→ **Dataset items**

○ ○ ○ ○ ○ ○ ○

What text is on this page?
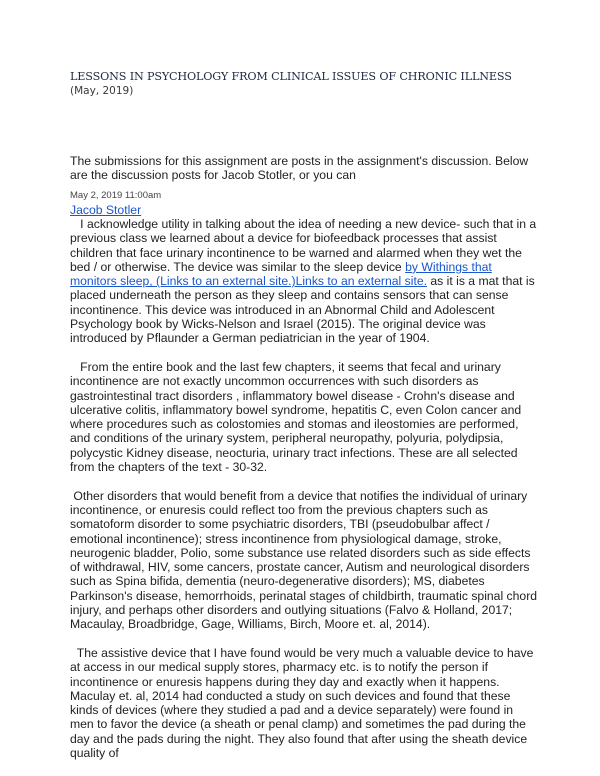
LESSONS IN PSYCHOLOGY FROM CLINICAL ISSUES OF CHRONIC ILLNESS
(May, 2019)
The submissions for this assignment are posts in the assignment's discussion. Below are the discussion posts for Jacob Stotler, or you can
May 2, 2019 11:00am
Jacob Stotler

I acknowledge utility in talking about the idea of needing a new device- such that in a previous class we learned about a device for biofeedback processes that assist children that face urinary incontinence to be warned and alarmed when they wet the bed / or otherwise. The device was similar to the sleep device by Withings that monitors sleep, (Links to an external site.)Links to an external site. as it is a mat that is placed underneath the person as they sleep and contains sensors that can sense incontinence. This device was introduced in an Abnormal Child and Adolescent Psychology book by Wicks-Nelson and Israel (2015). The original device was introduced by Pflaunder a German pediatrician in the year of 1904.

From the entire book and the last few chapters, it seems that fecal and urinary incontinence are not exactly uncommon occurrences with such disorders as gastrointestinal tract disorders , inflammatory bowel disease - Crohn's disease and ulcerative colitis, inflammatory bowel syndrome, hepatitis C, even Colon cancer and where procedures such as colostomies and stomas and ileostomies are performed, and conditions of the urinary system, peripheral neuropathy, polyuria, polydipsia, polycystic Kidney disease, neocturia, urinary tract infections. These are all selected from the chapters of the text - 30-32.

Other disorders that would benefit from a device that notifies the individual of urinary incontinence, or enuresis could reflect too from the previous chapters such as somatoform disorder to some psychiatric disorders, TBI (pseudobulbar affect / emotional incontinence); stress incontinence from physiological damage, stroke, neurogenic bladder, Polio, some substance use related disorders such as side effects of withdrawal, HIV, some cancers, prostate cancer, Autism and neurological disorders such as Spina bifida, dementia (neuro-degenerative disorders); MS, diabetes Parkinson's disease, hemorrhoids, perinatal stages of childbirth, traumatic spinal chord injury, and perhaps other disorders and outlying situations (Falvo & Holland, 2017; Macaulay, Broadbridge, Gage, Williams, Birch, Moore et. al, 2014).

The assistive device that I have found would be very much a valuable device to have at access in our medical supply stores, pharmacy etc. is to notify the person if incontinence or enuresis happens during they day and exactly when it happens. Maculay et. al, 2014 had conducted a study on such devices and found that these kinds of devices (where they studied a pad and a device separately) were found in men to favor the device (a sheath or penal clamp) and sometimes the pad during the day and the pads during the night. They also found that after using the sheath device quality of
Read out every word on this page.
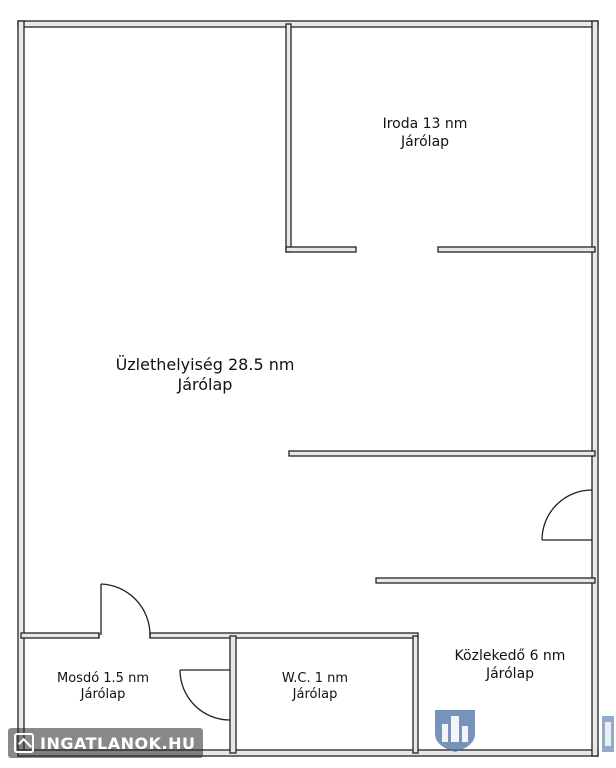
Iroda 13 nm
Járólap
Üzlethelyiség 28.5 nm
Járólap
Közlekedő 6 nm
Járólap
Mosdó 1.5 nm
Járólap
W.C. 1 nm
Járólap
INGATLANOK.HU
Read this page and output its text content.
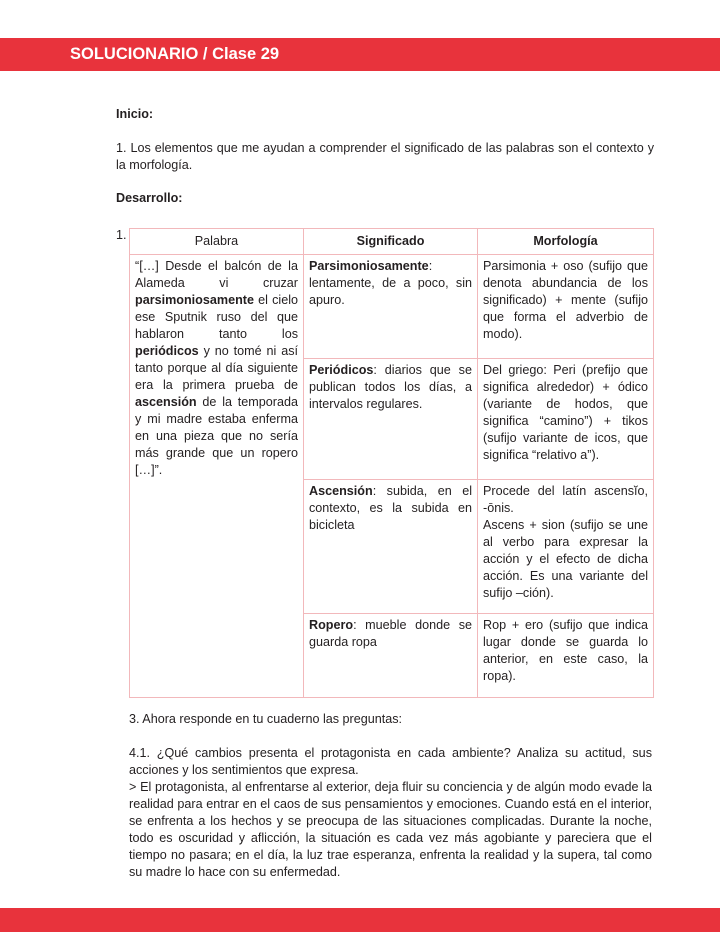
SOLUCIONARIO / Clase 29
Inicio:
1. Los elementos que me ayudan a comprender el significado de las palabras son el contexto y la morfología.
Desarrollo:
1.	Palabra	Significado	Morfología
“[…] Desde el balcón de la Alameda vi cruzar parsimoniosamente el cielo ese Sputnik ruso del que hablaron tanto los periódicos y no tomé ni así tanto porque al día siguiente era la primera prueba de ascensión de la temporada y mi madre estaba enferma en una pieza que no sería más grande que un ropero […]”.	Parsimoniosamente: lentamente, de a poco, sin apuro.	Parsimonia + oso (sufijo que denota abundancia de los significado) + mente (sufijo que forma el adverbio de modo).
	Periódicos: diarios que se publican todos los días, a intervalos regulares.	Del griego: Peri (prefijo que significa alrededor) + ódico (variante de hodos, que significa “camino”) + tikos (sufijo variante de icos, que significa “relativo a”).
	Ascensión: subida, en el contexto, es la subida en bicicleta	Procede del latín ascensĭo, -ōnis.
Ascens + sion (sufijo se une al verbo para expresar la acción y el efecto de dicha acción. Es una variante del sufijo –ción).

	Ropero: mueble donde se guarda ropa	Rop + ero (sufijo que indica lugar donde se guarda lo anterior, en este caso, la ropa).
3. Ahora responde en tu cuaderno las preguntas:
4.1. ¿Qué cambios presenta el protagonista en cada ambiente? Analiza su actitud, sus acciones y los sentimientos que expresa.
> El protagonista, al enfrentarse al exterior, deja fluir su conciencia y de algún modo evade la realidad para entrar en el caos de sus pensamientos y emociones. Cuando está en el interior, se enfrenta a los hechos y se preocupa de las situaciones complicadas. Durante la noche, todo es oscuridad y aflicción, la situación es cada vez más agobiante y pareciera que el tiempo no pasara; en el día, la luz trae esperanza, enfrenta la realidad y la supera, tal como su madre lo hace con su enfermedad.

○ ○ ○ ○ ○ ○ ○

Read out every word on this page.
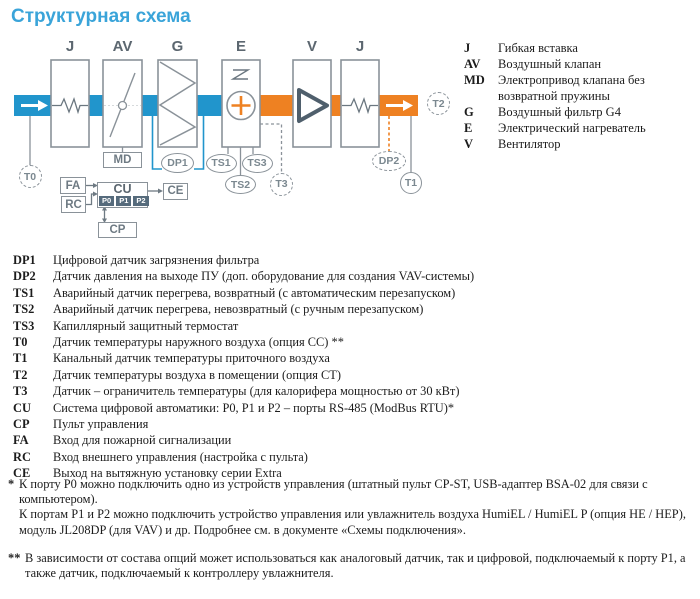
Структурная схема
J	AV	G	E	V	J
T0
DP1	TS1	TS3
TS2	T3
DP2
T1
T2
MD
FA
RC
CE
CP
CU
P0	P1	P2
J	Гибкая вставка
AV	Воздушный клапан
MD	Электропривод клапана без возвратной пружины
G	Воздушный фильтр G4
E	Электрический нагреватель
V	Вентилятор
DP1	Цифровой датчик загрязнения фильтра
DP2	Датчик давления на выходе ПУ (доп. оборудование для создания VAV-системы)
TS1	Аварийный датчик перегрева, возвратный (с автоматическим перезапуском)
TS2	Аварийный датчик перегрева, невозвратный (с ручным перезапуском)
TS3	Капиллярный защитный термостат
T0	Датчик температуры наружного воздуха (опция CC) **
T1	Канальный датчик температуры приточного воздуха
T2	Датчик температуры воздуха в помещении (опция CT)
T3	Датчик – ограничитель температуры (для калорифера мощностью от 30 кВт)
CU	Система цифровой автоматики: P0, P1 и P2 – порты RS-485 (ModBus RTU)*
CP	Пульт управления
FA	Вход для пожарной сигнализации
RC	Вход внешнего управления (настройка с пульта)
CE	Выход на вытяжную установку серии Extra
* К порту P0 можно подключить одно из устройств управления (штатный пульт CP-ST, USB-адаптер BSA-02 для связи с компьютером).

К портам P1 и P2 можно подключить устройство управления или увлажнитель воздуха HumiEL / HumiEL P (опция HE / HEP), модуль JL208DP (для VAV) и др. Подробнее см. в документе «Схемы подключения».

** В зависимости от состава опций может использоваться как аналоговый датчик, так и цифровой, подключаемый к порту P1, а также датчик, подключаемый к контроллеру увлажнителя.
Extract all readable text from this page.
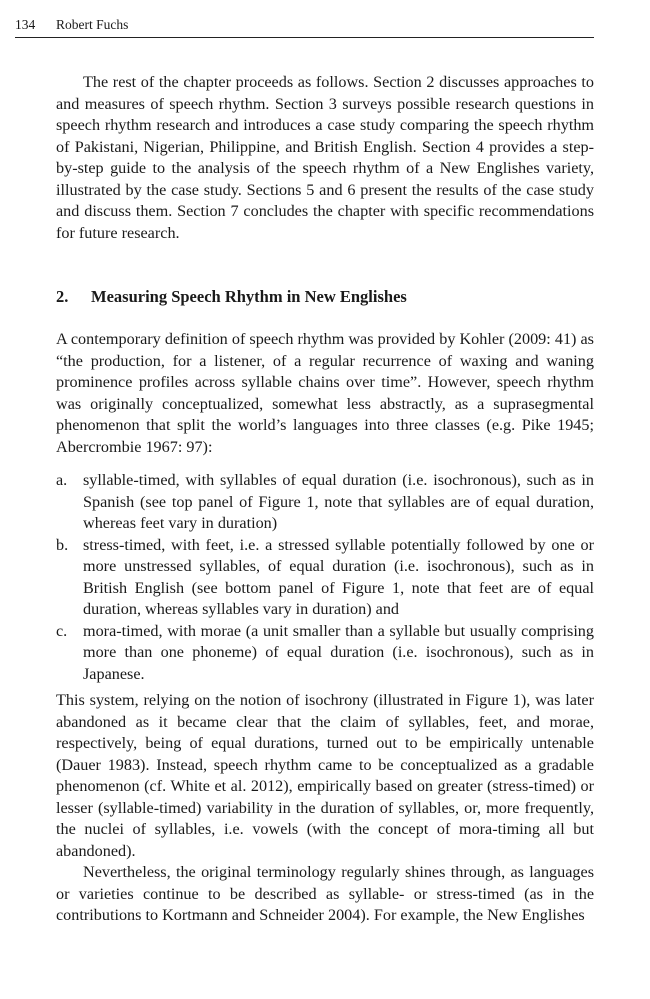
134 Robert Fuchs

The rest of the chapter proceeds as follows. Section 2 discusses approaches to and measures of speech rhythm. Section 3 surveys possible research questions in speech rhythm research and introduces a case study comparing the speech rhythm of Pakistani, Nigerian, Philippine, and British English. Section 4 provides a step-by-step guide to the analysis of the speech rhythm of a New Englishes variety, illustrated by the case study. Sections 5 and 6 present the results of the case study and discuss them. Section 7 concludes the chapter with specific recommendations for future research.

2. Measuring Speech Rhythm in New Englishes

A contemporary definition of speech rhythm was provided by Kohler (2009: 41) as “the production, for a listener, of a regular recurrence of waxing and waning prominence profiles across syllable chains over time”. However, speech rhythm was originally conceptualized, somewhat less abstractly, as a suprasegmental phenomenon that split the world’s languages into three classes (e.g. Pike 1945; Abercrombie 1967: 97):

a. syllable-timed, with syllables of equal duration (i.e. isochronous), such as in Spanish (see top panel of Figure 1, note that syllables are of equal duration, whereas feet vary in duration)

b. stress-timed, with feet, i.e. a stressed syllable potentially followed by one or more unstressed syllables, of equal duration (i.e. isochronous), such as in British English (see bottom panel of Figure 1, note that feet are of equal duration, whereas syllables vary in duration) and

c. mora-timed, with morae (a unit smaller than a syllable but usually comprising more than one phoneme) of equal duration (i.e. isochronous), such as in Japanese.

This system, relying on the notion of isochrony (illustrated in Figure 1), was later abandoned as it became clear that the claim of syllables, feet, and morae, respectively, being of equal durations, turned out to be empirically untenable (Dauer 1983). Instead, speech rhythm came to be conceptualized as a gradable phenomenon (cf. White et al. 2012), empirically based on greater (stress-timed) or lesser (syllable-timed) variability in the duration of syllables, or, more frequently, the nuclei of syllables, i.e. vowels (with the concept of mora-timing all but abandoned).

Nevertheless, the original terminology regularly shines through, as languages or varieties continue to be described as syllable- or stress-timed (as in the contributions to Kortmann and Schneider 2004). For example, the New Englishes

○ ○ ○ ○ ○ ○ ○

Find each line that has the word "Jacob", then copy it out.

→ **Task answer**
The submissions for this assignment are posts in the assignment's discussion. Below are the discussion posts for Jacob Stotler, or you can
Jacob Stotler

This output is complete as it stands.